▶ [ESERCIZIO]: Come definisce il termine "caregivers" il testo sull'assistenza ai malati di Alzheimer?

▶ [ESTRATTO DELLA FONTE]:
○ ○ ○ ○ ○
In tal modo restano esclusi da questo circuito molte altre persone che comunque beneficerebbero di un sostegno psicologico, vuoi perché non avrebbero tempo per recarsi alle sedute, vuoi perché non potrebbero sostenere economicamente un simile percorso, vuoi perché ritengono di non necessitare di un aiuto professionale, essendo il proprio disagio scaturito da dinamiche esterne immutabili.

Ad esempio, quante persone ho incontrato in maniera informale che lamentavano un livello di stress molto alto dovuto all’assistenza di una persona cara con una grave patologia neurologica, come ad esempio l’Alzheimer. Spesso i caregivers (ovvero coloro che si prendono cura di una persona con patologie conclamate) sono soggette ad un carico di lavoro molto oneroso, che va ben oltre un livello sostenibile nel lungo tempo. Quando si ottiene una diagnosi del genere, non è la singola persona che viene investita dall’infausta notizia, ma tutto il sistema familiare, questo perché tali diagnosi comportano modifiche cerebrali tali da riguardare la sfera personale (in termini di abilità, percezione, memoria) ma anche modifiche emotive e relazionali. In molti casi il caregiver ritiene che una salda volontà sia sufficiente a sostenere un simile carico, e probabilmente nel breve periodo potrebbe rivelarsi utile una simile considerazione. Eppure nel lungo periodo tutto cambia: diviene difficile gestire il carico di lavoro quotidiano, mantenere un equilibrio emotivo, mantenere uno spazio di autonomia personale e di vita sociale: ciò scaturisce dalle caratteristiche stesse della sindrome di Alzheimer, che investe più ambiti, perdura nel tempo e comporta livelli di aggravamento progressivi. Molto gioverebbe a questi caregivers ritagliarsi uno spazio di ascolto e sostegno, dove potersi esprimere e confrontarsi con chi conosce tali situazioni, al fine di abbassare i livelli di emotività, ritrovare un livello di equilibrio accettabile, normalizzare il vissuto negativo legato a sentimenti di inefficacia, sensi di colpa, rabbia, etc.
○ ○ ○ ○ ○
▶ [MATERIALE MOSTRATO]:

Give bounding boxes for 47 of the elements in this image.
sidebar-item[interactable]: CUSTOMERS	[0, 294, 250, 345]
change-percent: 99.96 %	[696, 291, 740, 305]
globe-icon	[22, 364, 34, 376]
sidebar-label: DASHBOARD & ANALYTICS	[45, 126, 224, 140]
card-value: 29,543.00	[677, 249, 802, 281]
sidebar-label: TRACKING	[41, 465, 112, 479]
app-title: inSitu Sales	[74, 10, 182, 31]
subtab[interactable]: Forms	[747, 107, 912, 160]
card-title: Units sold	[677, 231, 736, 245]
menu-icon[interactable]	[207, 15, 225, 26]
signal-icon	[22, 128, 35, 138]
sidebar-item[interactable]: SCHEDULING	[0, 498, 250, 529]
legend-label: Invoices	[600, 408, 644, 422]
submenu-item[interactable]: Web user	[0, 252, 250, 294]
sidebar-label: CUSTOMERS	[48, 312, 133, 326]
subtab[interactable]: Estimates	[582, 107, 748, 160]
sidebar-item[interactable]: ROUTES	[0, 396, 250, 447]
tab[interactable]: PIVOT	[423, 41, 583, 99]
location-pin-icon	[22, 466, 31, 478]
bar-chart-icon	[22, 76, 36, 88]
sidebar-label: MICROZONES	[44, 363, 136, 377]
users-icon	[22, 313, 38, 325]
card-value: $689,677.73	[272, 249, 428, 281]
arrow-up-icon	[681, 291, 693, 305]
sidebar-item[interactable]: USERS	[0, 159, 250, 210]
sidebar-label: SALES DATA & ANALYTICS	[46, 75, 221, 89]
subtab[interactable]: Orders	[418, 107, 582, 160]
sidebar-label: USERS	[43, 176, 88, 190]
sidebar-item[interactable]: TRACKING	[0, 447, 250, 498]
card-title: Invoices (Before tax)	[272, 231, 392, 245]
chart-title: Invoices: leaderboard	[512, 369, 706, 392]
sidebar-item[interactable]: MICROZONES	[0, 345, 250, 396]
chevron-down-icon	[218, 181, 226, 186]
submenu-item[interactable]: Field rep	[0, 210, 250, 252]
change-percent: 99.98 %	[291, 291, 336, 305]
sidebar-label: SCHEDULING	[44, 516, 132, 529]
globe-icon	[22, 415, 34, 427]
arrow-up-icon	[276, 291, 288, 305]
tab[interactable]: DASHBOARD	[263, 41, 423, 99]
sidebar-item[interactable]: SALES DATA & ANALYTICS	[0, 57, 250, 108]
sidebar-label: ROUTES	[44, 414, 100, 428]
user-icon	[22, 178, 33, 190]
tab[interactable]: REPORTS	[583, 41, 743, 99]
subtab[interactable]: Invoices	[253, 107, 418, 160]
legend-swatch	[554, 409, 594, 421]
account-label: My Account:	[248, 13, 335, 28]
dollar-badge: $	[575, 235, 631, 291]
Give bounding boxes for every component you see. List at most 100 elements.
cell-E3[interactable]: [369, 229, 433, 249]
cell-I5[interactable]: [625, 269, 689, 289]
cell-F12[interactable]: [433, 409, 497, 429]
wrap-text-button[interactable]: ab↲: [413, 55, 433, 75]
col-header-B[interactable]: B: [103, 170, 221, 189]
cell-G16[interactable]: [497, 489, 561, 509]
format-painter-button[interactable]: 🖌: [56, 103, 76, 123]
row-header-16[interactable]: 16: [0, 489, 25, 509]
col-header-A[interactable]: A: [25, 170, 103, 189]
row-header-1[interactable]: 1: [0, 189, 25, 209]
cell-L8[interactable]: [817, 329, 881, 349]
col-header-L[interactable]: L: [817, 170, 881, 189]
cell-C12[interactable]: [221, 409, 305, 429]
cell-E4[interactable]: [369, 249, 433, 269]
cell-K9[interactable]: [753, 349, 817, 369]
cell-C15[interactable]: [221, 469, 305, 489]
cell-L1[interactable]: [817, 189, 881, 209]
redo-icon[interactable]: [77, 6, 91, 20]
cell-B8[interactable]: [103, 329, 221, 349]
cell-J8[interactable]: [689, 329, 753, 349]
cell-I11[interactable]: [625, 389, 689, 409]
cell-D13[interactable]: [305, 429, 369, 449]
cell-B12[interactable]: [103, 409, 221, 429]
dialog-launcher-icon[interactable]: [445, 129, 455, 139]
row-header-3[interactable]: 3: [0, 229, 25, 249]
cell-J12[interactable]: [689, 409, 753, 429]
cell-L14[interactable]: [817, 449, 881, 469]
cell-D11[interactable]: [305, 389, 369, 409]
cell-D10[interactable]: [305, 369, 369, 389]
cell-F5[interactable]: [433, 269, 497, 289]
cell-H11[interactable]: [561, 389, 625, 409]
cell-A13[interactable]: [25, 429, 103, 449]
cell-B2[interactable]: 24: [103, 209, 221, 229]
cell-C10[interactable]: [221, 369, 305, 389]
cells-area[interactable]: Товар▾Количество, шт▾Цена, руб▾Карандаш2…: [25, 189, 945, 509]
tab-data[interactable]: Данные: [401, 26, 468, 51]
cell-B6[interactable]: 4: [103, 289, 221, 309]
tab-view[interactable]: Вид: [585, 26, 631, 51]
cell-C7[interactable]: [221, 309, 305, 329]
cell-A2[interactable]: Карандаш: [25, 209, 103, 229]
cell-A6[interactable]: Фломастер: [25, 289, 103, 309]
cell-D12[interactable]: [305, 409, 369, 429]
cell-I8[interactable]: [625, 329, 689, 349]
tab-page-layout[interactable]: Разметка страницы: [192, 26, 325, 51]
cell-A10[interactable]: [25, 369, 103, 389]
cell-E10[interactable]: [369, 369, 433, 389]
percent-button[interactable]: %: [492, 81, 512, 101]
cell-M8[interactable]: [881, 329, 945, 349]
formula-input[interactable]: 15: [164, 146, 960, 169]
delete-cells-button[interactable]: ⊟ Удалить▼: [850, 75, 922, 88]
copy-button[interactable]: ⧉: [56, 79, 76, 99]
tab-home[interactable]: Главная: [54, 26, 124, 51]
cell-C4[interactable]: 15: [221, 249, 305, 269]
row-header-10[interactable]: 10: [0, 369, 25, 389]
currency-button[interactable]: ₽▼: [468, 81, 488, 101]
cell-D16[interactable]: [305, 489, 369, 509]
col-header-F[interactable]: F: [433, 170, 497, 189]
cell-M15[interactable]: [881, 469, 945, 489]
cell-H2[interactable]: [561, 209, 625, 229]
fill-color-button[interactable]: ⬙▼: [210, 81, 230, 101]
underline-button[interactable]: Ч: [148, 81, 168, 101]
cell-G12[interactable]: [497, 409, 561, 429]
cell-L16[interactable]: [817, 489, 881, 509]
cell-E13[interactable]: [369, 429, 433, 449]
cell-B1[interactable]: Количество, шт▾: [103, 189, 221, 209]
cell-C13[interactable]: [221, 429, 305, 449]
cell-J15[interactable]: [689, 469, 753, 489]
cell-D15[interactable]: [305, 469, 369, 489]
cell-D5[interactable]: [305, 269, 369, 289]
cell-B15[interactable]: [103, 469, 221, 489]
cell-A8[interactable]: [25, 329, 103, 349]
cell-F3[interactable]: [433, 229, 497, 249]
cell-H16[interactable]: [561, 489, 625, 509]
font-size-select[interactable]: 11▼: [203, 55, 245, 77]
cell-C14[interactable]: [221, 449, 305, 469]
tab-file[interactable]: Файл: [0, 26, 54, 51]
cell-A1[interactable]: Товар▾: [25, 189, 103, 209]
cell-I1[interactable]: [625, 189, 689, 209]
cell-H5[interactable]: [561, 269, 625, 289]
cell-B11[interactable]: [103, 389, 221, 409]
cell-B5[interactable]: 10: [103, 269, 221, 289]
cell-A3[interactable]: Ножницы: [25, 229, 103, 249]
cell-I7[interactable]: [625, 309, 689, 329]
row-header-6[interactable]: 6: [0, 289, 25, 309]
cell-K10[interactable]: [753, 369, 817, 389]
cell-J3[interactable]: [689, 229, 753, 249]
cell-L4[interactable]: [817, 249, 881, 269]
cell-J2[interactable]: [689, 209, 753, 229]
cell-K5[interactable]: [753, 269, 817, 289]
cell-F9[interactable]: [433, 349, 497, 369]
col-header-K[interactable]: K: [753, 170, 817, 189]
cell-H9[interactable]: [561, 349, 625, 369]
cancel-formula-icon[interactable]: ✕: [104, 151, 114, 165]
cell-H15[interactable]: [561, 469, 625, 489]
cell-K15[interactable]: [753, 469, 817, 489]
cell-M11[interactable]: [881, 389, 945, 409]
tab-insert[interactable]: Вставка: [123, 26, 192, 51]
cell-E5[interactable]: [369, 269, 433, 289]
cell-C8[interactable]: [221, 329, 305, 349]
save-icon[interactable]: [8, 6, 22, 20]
○ ○ ○ ○ ○
▶ [RISPOSTA ATTESA]: Coloro che si prendono cura di una persona con patologie conclamate.